- **Records shown**
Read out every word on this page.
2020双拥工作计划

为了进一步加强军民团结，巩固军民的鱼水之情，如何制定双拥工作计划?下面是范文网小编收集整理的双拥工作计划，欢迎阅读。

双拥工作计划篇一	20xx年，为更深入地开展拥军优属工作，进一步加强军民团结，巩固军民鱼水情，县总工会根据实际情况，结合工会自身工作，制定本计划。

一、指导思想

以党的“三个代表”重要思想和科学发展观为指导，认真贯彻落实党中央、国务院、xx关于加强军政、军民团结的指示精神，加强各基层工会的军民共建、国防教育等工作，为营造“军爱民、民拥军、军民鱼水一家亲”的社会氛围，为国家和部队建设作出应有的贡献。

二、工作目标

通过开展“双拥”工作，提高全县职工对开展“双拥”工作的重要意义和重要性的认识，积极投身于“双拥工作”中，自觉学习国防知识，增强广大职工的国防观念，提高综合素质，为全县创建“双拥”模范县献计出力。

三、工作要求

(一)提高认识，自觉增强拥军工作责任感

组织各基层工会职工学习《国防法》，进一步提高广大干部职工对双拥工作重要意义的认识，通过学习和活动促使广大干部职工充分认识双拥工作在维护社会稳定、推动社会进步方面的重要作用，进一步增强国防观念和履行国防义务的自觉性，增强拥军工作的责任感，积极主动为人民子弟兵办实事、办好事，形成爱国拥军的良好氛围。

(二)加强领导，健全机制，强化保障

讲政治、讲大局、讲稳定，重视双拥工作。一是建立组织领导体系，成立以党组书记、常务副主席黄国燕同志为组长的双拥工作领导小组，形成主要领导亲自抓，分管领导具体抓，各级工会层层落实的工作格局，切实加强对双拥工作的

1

- **Short task**
Write every record out again, unaltered.

- **Solution for this exercise**
Read out every word on this page.
2020双拥工作计划

为了进一步加强军民团结，巩固军民的鱼水之情，如何制定双拥工作计划?下面是范文网小编收集整理的双拥工作计划，欢迎阅读。

双拥工作计划篇一	20xx年，为更深入地开展拥军优属工作，进一步加强军民团结，巩固军民鱼水情，县总工会根据实际情况，结合工会自身工作，制定本计划。

一、指导思想

以党的“三个代表”重要思想和科学发展观为指导，认真贯彻落实党中央、国务院、xx关于加强军政、军民团结的指示精神，加强各基层工会的军民共建、国防教育等工作，为营造“军爱民、民拥军、军民鱼水一家亲”的社会氛围，为国家和部队建设作出应有的贡献。

二、工作目标

通过开展“双拥”工作，提高全县职工对开展“双拥”工作的重要意义和重要性的认识，积极投身于“双拥工作”中，自觉学习国防知识，增强广大职工的国防观念，提高综合素质，为全县创建“双拥”模范县献计出力。

三、工作要求

(一)提高认识，自觉增强拥军工作责任感

组织各基层工会职工学习《国防法》，进一步提高广大干部职工对双拥工作重要意义的认识，通过学习和活动促使广大干部职工充分认识双拥工作在维护社会稳定、推动社会进步方面的重要作用，进一步增强国防观念和履行国防义务的自觉性，增强拥军工作的责任感，积极主动为人民子弟兵办实事、办好事，形成爱国拥军的良好氛围。

(二)加强领导，健全机制，强化保障

讲政治、讲大局、讲稳定，重视双拥工作。一是建立组织领导体系，成立以党组书记、常务副主席黄国燕同志为组长的双拥工作领导小组，形成主要领导亲自抓，分管领导具体抓，各级工会层层落实的工作格局，切实加强对双拥工作的

1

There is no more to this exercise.